start Dataset entries

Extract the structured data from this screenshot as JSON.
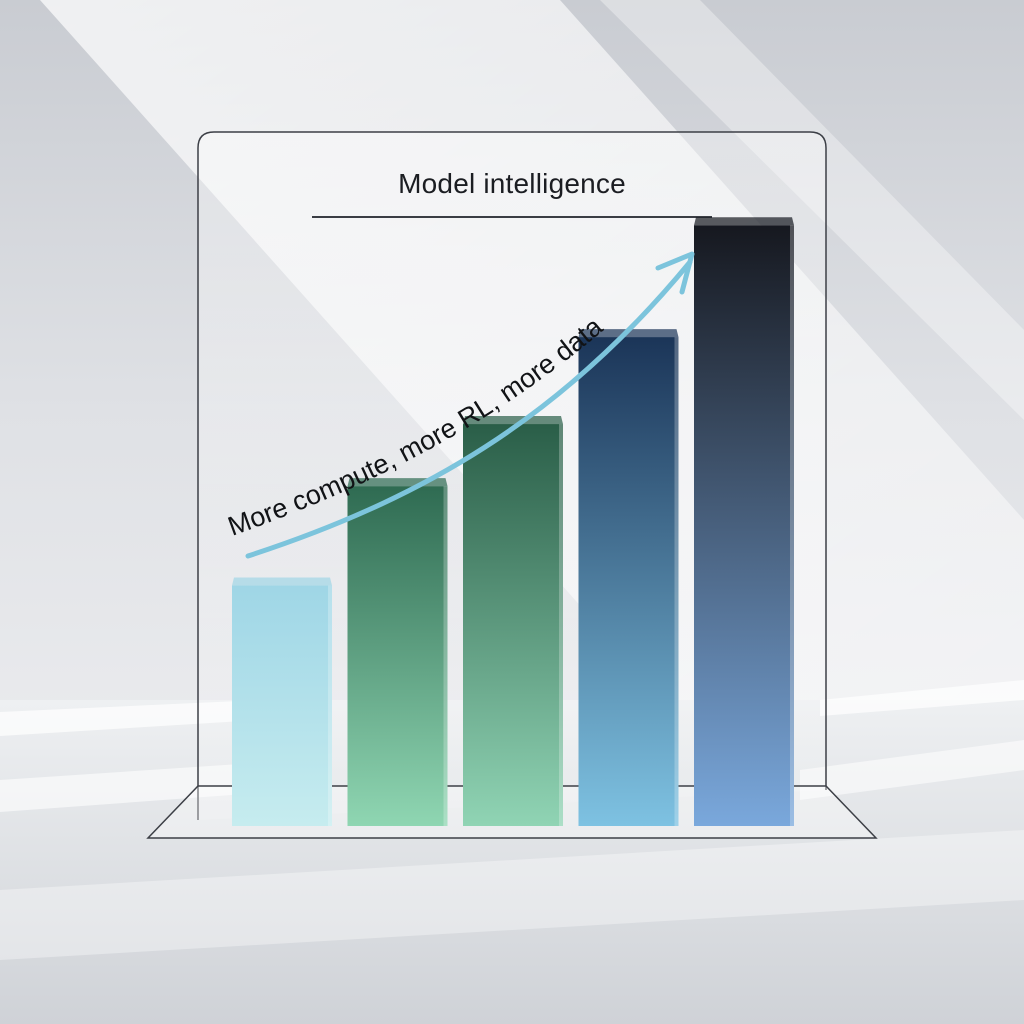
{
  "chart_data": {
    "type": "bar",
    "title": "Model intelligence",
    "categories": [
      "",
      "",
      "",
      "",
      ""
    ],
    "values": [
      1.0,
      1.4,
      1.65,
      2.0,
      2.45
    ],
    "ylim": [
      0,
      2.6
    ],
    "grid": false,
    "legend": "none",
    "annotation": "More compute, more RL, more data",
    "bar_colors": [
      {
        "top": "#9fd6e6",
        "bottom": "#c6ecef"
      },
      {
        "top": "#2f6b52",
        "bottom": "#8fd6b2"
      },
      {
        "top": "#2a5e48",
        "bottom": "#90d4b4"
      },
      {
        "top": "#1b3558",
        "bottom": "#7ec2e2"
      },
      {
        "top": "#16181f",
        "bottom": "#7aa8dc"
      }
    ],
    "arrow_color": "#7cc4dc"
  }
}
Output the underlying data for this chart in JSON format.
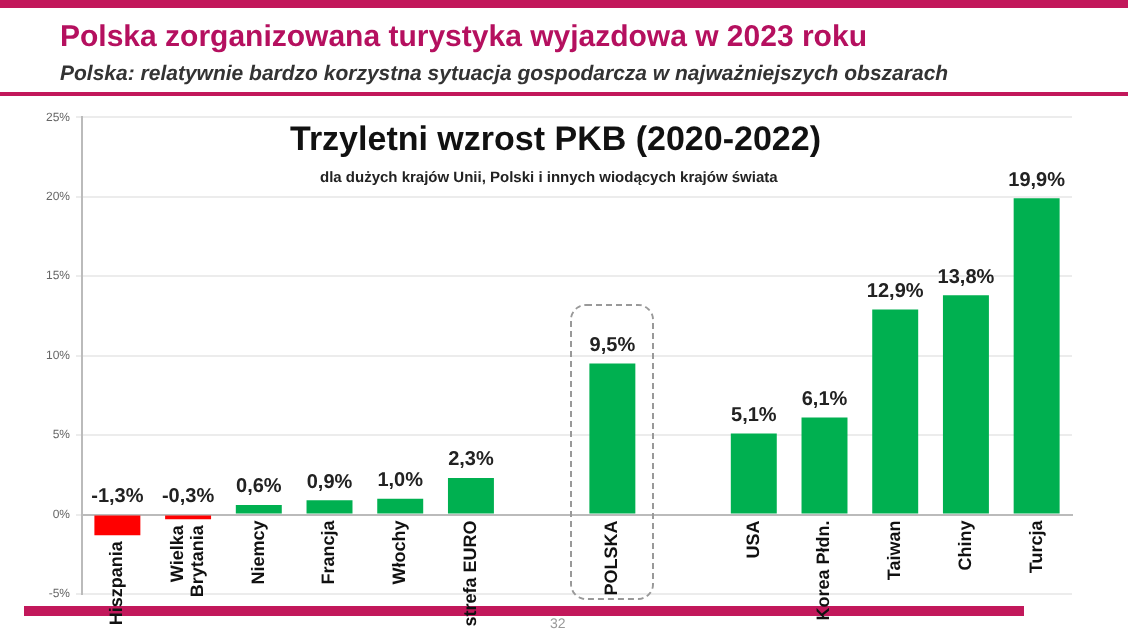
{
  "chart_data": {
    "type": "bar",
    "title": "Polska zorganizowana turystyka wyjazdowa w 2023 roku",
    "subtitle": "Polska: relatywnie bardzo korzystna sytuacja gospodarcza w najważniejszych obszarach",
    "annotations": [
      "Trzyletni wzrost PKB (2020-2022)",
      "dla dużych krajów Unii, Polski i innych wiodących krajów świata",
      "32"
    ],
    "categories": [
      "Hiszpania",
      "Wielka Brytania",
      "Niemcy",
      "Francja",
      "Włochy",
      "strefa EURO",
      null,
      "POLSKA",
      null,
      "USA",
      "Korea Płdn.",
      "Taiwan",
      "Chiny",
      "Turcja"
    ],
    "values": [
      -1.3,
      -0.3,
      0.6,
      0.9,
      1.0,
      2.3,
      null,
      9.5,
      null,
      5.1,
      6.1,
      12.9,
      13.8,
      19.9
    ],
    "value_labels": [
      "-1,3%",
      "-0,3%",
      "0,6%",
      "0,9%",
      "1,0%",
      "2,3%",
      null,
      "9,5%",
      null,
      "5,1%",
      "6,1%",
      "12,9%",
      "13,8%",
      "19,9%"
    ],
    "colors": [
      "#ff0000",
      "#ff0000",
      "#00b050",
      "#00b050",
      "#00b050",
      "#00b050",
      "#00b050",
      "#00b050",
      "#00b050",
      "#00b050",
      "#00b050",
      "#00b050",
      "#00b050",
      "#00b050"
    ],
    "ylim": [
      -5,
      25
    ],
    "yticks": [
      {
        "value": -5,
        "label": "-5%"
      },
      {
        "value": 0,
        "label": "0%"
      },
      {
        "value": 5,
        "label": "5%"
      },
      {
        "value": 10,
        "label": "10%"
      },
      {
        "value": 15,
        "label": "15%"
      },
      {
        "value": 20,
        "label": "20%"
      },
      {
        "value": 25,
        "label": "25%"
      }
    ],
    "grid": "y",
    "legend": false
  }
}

end Dataset entries

The records above are to be restated exactly, without their pictures.

Extract the structured data from this screenshot as JSON.
{
  "chart_data": {
    "type": "bar",
    "title": "Model intelligence",
    "categories": [
      "",
      "",
      "",
      "",
      ""
    ],
    "values": [
      1.0,
      1.4,
      1.65,
      2.0,
      2.45
    ],
    "ylim": [
      0,
      2.6
    ],
    "grid": false,
    "legend": "none",
    "annotation": "More compute, more RL, more data",
    "bar_colors": [
      {
        "top": "#9fd6e6",
        "bottom": "#c6ecef"
      },
      {
        "top": "#2f6b52",
        "bottom": "#8fd6b2"
      },
      {
        "top": "#2a5e48",
        "bottom": "#90d4b4"
      },
      {
        "top": "#1b3558",
        "bottom": "#7ec2e2"
      },
      {
        "top": "#16181f",
        "bottom": "#7aa8dc"
      }
    ],
    "arrow_color": "#7cc4dc"
  }
}
Output the underlying data for this chart in JSON format.
{
  "chart_data": {
    "type": "bar",
    "title": "Polska zorganizowana turystyka wyjazdowa w 2023 roku",
    "subtitle": "Polska: relatywnie bardzo korzystna sytuacja gospodarcza w najważniejszych obszarach",
    "annotations": [
      "Trzyletni wzrost PKB (2020-2022)",
      "dla dużych krajów Unii, Polski i innych wiodących krajów świata",
      "32"
    ],
    "categories": [
      "Hiszpania",
      "Wielka Brytania",
      "Niemcy",
      "Francja",
      "Włochy",
      "strefa EURO",
      null,
      "POLSKA",
      null,
      "USA",
      "Korea Płdn.",
      "Taiwan",
      "Chiny",
      "Turcja"
    ],
    "values": [
      -1.3,
      -0.3,
      0.6,
      0.9,
      1.0,
      2.3,
      null,
      9.5,
      null,
      5.1,
      6.1,
      12.9,
      13.8,
      19.9
    ],
    "value_labels": [
      "-1,3%",
      "-0,3%",
      "0,6%",
      "0,9%",
      "1,0%",
      "2,3%",
      null,
      "9,5%",
      null,
      "5,1%",
      "6,1%",
      "12,9%",
      "13,8%",
      "19,9%"
    ],
    "colors": [
      "#ff0000",
      "#ff0000",
      "#00b050",
      "#00b050",
      "#00b050",
      "#00b050",
      "#00b050",
      "#00b050",
      "#00b050",
      "#00b050",
      "#00b050",
      "#00b050",
      "#00b050",
      "#00b050"
    ],
    "ylim": [
      -5,
      25
    ],
    "yticks": [
      {
        "value": -5,
        "label": "-5%"
      },
      {
        "value": 0,
        "label": "0%"
      },
      {
        "value": 5,
        "label": "5%"
      },
      {
        "value": 10,
        "label": "10%"
      },
      {
        "value": 15,
        "label": "15%"
      },
      {
        "value": 20,
        "label": "20%"
      },
      {
        "value": 25,
        "label": "25%"
      }
    ],
    "grid": "y",
    "legend": false
  }
}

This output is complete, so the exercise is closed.